### EXERCISE AIM
Give the number of lines holding the string "page", and nothing else.

Stored entries:
* START *
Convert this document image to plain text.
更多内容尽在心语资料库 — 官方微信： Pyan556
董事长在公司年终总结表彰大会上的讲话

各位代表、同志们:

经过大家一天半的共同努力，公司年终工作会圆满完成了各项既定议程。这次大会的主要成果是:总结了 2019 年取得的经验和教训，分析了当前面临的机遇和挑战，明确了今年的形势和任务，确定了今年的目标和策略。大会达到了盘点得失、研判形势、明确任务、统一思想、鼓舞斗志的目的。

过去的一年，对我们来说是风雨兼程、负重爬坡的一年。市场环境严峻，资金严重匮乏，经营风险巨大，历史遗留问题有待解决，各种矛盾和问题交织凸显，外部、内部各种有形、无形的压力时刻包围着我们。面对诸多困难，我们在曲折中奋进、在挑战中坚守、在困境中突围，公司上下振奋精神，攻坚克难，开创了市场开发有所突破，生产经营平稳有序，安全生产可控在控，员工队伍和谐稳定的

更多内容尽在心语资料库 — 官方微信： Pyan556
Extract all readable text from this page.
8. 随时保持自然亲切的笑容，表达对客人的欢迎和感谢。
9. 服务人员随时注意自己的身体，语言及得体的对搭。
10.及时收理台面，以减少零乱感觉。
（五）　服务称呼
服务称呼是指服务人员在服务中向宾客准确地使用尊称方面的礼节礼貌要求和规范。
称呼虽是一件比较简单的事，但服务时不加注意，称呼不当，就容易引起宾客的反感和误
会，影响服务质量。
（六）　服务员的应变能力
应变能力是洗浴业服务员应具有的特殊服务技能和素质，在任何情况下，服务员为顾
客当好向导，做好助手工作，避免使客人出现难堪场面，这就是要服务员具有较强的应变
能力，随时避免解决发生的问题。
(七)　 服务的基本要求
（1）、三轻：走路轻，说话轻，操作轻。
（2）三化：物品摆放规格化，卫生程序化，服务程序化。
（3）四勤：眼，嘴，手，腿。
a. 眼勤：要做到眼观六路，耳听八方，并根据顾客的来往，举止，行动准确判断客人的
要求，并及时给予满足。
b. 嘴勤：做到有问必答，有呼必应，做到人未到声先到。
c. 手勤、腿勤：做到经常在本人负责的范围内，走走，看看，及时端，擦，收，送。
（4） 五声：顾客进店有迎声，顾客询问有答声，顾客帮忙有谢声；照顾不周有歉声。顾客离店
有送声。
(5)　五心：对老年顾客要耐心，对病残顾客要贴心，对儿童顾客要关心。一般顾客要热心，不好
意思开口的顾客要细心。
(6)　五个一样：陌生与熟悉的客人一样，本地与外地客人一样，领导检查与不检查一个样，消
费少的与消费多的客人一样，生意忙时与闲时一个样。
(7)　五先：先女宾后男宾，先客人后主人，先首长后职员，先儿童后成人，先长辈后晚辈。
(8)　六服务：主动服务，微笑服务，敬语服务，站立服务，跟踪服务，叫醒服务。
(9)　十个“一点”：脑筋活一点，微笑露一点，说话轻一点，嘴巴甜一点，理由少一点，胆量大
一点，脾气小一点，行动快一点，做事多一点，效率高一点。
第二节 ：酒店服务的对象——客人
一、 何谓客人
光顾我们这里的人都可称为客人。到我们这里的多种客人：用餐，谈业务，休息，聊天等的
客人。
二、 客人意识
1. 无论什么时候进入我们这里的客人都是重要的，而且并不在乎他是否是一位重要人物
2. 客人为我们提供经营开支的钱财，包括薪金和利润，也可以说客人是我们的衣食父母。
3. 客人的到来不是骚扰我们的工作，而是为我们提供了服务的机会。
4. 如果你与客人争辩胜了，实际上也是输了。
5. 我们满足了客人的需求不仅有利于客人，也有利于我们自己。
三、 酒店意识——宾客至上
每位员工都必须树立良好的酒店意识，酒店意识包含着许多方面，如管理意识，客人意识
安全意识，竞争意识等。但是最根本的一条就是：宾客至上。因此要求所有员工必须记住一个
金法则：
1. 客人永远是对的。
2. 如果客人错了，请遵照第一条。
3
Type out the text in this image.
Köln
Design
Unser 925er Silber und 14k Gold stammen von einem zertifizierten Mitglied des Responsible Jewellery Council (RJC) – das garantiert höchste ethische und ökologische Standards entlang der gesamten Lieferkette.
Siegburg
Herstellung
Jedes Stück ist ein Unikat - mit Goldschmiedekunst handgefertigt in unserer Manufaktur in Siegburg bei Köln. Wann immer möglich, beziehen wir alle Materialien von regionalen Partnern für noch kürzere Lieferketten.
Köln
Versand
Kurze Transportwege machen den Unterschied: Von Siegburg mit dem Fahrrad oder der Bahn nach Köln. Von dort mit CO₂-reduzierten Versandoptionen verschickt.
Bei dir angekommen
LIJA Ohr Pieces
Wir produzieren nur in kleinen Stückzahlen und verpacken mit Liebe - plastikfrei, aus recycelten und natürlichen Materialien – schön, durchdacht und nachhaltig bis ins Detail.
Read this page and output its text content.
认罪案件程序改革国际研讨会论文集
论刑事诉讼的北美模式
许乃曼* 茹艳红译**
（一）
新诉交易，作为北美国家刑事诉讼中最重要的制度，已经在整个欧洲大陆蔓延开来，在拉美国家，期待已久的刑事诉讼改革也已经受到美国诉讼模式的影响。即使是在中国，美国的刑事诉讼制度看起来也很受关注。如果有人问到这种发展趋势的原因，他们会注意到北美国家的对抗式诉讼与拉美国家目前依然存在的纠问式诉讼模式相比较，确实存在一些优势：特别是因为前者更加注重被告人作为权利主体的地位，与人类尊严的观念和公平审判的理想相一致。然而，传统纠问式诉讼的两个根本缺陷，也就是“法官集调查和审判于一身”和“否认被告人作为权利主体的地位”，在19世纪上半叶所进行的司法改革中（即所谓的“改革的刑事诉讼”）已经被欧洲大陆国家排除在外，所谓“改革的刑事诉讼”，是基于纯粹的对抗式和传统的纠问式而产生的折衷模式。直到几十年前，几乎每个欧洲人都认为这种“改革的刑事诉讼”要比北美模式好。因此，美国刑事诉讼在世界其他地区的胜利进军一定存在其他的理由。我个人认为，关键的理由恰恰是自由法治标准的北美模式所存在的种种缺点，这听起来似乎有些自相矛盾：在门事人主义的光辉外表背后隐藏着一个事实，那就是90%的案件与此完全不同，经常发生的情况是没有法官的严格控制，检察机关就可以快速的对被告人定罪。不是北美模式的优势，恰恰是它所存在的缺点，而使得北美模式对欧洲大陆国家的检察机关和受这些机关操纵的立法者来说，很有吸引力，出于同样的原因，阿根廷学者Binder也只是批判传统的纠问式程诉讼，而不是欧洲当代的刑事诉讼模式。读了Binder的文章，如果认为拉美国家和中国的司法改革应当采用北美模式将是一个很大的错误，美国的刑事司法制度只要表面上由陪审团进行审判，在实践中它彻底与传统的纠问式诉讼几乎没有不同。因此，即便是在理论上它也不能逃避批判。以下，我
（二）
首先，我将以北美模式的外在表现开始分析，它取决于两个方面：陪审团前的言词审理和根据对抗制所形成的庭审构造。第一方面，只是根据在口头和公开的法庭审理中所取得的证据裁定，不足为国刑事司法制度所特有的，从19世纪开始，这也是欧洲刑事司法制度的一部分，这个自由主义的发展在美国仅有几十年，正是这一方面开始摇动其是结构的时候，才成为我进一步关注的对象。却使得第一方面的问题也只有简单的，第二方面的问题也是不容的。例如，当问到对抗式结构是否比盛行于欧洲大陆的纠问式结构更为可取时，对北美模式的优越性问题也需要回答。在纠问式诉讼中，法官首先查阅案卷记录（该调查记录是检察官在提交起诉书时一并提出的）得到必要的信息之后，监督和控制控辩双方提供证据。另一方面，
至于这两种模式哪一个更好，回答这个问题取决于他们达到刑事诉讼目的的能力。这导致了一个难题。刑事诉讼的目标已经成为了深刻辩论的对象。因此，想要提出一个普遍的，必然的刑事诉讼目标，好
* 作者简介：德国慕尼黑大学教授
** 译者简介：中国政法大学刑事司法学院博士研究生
* END *
### EXERCISE RESULT
2